WORK TO DO -> Every entry here needs to be repeated exactly.

--- start ENTRIES PROVIDED ---

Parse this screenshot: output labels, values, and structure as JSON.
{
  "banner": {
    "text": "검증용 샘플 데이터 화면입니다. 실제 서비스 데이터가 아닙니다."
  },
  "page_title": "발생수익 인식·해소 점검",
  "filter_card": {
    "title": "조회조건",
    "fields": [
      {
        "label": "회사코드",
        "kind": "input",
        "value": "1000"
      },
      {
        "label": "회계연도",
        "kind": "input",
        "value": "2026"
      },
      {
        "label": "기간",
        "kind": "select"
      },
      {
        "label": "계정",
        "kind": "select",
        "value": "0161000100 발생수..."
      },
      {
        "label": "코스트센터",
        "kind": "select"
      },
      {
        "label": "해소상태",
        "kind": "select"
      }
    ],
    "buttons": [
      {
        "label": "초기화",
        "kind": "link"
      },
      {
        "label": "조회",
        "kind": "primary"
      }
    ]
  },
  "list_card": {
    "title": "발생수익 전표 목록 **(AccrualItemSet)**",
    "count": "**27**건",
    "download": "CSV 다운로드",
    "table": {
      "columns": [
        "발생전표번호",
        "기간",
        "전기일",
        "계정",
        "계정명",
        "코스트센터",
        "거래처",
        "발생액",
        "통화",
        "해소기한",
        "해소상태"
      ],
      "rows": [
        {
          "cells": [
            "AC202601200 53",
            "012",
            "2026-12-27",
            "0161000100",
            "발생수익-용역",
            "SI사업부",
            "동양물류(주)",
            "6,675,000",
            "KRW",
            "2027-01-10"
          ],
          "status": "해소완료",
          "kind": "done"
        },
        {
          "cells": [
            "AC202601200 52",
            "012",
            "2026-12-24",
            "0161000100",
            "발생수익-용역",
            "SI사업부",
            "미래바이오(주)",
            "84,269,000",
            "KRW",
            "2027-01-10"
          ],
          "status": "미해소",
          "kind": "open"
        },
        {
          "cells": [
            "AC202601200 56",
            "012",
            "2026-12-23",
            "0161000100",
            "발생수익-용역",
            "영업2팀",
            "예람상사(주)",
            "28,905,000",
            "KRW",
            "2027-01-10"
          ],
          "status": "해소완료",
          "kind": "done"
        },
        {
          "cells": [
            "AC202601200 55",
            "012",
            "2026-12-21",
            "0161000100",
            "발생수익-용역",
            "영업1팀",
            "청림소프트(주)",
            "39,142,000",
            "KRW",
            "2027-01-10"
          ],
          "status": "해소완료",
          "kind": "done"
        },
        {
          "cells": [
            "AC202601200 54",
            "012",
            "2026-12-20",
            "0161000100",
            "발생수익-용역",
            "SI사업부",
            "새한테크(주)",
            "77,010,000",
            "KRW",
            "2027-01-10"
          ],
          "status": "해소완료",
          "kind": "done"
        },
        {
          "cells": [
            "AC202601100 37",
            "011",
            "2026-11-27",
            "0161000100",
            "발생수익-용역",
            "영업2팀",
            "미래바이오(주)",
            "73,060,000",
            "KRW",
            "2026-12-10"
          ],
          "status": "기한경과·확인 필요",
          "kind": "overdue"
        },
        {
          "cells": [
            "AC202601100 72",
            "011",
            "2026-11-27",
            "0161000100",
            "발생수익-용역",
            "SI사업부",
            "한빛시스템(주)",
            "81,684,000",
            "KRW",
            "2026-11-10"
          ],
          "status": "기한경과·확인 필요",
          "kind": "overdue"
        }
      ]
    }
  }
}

--- end ENTRIES PROVIDED ---

REPLY TO THE EXERCISE ->
Parse this screenshot: output labels, values, and structure as JSON.
{
  "banner": {
    "text": "검증용 샘플 데이터 화면입니다. 실제 서비스 데이터가 아닙니다."
  },
  "page_title": "발생수익 인식·해소 점검",
  "filter_card": {
    "title": "조회조건",
    "fields": [
      {
        "label": "회사코드",
        "kind": "input",
        "value": "1000"
      },
      {
        "label": "회계연도",
        "kind": "input",
        "value": "2026"
      },
      {
        "label": "기간",
        "kind": "select"
      },
      {
        "label": "계정",
        "kind": "select",
        "value": "0161000100 발생수..."
      },
      {
        "label": "코스트센터",
        "kind": "select"
      },
      {
        "label": "해소상태",
        "kind": "select"
      }
    ],
    "buttons": [
      {
        "label": "초기화",
        "kind": "link"
      },
      {
        "label": "조회",
        "kind": "primary"
      }
    ]
  },
  "list_card": {
    "title": "발생수익 전표 목록 **(AccrualItemSet)**",
    "count": "**27**건",
    "download": "CSV 다운로드",
    "table": {
      "columns": [
        "발생전표번호",
        "기간",
        "전기일",
        "계정",
        "계정명",
        "코스트센터",
        "거래처",
        "발생액",
        "통화",
        "해소기한",
        "해소상태"
      ],
      "rows": [
        {
          "cells": [
            "AC202601200 53",
            "012",
            "2026-12-27",
            "0161000100",
            "발생수익-용역",
            "SI사업부",
            "동양물류(주)",
            "6,675,000",
            "KRW",
            "2027-01-10"
          ],
          "status": "해소완료",
          "kind": "done"
        },
        {
          "cells": [
            "AC202601200 52",
            "012",
            "2026-12-24",
            "0161000100",
            "발생수익-용역",
            "SI사업부",
            "미래바이오(주)",
            "84,269,000",
            "KRW",
            "2027-01-10"
          ],
          "status": "미해소",
          "kind": "open"
        },
        {
          "cells": [
            "AC202601200 56",
            "012",
            "2026-12-23",
            "0161000100",
            "발생수익-용역",
            "영업2팀",
            "예람상사(주)",
            "28,905,000",
            "KRW",
            "2027-01-10"
          ],
          "status": "해소완료",
          "kind": "done"
        },
        {
          "cells": [
            "AC202601200 55",
            "012",
            "2026-12-21",
            "0161000100",
            "발생수익-용역",
            "영업1팀",
            "청림소프트(주)",
            "39,142,000",
            "KRW",
            "2027-01-10"
          ],
          "status": "해소완료",
          "kind": "done"
        },
        {
          "cells": [
            "AC202601200 54",
            "012",
            "2026-12-20",
            "0161000100",
            "발생수익-용역",
            "SI사업부",
            "새한테크(주)",
            "77,010,000",
            "KRW",
            "2027-01-10"
          ],
          "status": "해소완료",
          "kind": "done"
        },
        {
          "cells": [
            "AC202601100 37",
            "011",
            "2026-11-27",
            "0161000100",
            "발생수익-용역",
            "영업2팀",
            "미래바이오(주)",
            "73,060,000",
            "KRW",
            "2026-12-10"
          ],
          "status": "기한경과·확인 필요",
          "kind": "overdue"
        },
        {
          "cells": [
            "AC202601100 72",
            "011",
            "2026-11-27",
            "0161000100",
            "발생수익-용역",
            "SI사업부",
            "한빛시스템(주)",
            "81,684,000",
            "KRW",
            "2026-11-10"
          ],
          "status": "기한경과·확인 필요",
          "kind": "overdue"
        }
      ]
    }
  }
}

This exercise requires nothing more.